- Written problem
Your answer should be only a number: how many lines include the word "Драгунский".

- Extracted data
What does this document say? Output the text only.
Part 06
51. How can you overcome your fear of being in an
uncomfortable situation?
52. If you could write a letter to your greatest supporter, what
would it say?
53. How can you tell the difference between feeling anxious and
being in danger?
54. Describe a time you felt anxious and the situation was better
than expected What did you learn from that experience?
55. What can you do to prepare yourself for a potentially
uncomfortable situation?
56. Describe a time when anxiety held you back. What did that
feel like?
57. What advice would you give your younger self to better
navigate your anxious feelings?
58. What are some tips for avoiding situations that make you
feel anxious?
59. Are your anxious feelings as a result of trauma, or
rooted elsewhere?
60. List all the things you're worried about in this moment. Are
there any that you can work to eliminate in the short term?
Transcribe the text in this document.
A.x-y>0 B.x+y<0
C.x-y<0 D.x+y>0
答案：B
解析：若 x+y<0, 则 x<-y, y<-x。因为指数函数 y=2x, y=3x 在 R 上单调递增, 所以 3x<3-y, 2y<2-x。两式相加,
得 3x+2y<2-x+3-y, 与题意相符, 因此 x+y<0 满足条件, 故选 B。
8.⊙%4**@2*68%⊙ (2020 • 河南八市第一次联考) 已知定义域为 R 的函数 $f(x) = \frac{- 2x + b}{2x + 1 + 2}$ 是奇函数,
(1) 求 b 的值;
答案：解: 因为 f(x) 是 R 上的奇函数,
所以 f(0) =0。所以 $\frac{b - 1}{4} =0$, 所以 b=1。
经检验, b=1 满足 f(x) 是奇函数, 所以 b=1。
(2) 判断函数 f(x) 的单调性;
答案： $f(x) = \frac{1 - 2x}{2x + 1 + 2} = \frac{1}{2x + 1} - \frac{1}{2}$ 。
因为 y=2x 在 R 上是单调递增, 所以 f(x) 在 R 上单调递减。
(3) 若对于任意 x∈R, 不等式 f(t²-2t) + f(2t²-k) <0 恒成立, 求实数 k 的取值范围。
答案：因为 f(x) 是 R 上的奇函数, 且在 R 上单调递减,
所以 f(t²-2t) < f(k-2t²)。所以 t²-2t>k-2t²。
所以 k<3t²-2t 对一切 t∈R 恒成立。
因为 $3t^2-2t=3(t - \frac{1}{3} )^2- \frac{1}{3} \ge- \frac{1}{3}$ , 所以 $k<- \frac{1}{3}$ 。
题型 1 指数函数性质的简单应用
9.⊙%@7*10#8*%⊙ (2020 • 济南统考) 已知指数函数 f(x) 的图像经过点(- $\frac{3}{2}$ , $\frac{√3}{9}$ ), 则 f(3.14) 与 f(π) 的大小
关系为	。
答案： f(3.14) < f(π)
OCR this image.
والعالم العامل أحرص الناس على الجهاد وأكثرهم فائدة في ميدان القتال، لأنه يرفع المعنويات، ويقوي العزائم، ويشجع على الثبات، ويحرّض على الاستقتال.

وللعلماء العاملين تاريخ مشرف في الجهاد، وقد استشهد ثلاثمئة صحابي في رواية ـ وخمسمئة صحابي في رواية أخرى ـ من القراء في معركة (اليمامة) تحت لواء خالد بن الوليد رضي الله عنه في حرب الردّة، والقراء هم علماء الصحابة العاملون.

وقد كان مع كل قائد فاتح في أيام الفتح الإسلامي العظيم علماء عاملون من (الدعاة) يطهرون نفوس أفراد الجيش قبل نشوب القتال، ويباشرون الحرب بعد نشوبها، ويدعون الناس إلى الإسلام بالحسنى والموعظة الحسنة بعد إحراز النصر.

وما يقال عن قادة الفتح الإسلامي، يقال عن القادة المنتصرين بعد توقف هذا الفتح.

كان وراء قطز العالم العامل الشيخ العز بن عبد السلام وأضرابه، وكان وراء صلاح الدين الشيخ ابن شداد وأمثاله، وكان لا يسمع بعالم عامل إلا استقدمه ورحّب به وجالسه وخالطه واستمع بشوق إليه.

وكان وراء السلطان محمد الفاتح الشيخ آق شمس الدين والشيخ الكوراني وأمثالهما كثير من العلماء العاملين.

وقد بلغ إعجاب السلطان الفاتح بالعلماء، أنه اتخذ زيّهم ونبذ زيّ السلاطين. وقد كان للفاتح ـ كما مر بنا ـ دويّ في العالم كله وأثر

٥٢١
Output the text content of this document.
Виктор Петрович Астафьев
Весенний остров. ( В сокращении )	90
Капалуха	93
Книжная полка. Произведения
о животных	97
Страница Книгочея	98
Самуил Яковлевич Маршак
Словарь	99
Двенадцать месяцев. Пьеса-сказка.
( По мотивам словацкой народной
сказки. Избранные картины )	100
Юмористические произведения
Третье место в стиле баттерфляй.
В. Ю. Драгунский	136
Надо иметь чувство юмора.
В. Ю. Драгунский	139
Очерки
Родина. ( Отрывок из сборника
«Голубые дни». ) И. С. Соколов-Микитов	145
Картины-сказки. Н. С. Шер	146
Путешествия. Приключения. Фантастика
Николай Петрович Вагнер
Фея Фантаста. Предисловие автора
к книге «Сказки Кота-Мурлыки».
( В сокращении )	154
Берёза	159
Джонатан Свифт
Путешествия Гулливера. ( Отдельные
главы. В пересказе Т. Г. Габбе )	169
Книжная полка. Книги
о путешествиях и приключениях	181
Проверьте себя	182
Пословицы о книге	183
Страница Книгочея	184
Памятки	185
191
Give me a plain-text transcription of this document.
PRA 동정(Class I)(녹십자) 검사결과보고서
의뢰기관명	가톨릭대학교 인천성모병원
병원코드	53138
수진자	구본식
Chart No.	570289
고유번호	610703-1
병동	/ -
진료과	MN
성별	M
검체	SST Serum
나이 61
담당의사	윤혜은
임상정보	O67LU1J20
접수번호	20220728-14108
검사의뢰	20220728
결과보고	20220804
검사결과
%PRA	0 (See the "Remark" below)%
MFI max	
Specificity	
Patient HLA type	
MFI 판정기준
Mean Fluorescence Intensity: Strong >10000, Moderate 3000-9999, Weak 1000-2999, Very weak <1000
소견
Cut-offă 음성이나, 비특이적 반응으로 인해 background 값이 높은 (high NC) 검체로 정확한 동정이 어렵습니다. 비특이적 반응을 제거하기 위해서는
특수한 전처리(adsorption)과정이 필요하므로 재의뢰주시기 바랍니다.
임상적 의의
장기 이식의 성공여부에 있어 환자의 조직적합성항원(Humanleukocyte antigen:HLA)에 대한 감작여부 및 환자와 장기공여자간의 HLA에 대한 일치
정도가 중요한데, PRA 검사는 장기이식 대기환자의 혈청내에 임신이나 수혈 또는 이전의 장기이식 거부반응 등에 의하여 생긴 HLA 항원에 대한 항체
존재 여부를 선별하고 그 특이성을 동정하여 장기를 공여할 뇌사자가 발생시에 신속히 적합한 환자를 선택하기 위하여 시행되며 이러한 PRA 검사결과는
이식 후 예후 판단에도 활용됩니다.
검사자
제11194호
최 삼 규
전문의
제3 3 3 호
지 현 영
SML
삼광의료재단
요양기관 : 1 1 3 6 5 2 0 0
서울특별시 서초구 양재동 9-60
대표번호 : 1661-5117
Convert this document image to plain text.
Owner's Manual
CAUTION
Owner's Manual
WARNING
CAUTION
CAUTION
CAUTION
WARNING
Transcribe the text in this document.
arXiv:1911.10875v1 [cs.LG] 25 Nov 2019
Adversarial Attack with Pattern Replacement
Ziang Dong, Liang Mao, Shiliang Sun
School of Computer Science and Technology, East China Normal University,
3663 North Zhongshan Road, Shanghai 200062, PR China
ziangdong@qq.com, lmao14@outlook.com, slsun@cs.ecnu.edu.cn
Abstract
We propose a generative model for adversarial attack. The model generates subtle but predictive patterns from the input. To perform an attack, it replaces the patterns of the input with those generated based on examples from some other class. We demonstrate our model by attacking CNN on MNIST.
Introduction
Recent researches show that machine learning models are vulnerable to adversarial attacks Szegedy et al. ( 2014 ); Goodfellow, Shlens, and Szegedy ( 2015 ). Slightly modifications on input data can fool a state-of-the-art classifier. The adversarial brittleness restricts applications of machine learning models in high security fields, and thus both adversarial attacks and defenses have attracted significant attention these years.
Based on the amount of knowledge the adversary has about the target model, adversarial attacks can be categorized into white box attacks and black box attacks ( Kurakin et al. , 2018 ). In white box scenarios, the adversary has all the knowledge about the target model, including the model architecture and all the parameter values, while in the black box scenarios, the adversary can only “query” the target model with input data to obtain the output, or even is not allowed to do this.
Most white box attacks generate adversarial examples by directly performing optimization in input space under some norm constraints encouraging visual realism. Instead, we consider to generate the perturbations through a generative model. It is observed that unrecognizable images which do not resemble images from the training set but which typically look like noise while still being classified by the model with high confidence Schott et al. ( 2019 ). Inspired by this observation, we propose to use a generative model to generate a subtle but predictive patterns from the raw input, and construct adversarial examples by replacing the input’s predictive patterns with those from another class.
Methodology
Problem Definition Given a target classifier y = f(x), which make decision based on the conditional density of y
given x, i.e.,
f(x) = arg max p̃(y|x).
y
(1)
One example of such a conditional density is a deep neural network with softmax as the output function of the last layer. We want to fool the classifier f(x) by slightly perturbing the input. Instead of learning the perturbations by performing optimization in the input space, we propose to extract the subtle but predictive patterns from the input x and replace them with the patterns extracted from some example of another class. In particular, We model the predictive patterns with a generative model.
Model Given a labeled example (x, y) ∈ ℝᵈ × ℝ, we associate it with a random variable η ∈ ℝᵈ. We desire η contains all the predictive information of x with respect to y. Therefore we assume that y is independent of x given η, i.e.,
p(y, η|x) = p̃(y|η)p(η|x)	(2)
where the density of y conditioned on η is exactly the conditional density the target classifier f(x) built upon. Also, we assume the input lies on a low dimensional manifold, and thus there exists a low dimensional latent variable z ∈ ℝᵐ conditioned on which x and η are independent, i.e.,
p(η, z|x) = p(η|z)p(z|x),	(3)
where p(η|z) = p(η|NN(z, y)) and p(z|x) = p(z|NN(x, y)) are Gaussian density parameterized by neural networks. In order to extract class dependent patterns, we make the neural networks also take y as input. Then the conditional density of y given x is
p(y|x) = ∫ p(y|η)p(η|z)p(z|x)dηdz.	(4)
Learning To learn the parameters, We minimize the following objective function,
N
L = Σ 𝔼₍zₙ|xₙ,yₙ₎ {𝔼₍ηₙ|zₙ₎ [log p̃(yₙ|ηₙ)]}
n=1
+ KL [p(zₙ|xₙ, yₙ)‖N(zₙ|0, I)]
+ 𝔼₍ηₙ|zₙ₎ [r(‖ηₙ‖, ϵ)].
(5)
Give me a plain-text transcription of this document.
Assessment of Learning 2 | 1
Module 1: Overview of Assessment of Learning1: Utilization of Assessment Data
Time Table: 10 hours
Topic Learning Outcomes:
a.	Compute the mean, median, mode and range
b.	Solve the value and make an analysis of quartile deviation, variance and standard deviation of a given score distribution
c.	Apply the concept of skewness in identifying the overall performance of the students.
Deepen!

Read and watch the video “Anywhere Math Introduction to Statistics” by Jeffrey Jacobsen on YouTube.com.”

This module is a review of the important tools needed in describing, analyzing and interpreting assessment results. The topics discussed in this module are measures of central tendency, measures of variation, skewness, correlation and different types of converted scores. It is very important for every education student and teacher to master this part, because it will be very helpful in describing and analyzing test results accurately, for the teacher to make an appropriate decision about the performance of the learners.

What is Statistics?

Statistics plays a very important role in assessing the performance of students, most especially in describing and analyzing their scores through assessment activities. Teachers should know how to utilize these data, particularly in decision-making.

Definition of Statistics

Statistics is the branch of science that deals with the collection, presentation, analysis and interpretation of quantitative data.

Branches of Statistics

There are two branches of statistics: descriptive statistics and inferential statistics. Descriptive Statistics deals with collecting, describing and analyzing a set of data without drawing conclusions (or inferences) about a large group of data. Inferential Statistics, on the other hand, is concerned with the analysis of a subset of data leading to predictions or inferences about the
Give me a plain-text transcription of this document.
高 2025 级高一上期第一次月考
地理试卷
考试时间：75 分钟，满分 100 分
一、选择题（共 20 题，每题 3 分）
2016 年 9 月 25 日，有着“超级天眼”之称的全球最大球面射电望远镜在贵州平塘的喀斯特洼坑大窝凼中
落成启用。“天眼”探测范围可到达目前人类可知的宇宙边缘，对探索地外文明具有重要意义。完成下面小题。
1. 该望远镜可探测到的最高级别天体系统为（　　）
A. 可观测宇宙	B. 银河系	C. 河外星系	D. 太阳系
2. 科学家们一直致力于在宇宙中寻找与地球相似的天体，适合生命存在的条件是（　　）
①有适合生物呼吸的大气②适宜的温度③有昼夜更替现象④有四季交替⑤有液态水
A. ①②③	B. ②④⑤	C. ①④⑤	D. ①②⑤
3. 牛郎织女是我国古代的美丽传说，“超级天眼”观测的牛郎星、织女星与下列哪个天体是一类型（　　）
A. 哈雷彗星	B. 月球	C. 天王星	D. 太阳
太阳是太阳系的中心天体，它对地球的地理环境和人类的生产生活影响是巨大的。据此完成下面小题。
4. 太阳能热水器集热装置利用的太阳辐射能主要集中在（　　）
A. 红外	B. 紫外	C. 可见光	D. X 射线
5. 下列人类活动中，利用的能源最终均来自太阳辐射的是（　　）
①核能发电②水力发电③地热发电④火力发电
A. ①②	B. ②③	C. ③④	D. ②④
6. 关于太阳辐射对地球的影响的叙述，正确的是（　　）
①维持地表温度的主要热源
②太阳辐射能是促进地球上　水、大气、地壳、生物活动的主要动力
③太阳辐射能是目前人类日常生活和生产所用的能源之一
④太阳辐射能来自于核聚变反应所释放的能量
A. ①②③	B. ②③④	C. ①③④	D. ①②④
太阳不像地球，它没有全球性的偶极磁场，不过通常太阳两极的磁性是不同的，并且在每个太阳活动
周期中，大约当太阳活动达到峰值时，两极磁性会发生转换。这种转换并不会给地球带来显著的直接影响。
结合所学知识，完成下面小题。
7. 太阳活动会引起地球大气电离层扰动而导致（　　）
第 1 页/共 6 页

- Problem solution
2